**Direction:**
Copy the lines holding the word "live", all of them.

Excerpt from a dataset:
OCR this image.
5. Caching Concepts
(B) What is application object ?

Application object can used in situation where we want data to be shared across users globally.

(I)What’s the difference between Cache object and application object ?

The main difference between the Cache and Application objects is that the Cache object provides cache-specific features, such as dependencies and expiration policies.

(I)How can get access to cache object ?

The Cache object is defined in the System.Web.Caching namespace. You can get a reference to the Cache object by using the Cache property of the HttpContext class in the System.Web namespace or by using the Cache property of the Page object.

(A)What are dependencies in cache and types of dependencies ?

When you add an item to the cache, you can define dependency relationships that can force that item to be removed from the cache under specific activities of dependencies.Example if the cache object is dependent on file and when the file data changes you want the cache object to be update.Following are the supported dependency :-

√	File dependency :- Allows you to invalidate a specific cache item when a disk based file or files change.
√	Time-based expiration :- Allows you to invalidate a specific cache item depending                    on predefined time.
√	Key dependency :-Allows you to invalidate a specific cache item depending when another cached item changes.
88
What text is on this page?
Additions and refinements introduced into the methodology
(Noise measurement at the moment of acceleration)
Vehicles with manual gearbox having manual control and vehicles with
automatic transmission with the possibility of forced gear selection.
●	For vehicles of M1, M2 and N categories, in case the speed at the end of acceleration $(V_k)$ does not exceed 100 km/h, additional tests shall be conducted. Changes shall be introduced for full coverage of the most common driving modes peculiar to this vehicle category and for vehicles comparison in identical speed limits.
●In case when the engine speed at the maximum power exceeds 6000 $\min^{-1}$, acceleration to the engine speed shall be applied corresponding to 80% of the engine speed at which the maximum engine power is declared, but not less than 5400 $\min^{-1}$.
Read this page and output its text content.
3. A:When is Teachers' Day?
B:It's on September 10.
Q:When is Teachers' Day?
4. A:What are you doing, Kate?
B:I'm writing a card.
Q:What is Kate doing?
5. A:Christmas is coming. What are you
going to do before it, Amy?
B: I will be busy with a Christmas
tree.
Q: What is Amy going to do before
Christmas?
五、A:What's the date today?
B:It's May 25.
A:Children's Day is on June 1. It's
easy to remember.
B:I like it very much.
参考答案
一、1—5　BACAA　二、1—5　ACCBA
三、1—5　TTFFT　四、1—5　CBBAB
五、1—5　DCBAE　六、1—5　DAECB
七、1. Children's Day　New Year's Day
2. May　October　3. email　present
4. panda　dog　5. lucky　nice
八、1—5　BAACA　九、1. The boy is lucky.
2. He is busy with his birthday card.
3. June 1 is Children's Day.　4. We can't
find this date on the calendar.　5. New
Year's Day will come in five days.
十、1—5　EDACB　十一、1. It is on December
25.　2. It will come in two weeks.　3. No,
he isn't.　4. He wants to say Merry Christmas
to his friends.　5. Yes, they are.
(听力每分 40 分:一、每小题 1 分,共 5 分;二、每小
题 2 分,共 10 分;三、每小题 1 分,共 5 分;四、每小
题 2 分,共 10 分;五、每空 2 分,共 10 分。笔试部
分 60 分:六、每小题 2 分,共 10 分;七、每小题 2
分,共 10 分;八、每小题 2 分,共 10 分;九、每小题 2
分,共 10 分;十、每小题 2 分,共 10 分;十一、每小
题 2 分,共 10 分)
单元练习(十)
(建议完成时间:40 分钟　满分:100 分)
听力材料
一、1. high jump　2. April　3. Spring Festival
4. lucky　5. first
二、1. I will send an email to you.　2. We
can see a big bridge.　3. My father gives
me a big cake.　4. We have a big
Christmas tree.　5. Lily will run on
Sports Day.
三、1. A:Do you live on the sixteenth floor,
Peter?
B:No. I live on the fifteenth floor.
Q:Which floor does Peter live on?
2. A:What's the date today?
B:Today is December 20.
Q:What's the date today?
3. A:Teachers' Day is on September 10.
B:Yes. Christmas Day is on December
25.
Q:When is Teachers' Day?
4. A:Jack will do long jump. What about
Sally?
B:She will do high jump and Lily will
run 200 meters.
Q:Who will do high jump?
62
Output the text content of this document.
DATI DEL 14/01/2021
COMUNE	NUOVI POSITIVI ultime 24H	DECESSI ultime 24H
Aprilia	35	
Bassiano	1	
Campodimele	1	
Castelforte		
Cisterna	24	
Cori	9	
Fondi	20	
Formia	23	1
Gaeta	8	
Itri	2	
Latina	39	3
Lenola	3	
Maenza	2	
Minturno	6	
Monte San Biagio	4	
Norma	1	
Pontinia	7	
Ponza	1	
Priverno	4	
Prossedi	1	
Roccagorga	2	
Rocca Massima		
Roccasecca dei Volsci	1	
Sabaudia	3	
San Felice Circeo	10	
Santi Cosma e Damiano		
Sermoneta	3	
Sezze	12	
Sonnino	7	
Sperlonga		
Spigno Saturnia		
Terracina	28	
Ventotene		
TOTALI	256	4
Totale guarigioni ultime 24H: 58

**Correct result:**
三、1. A:Do you live on the sixteenth floor,
B:No. I live on the fifteenth floor.
Q:Which floor does Peter live on?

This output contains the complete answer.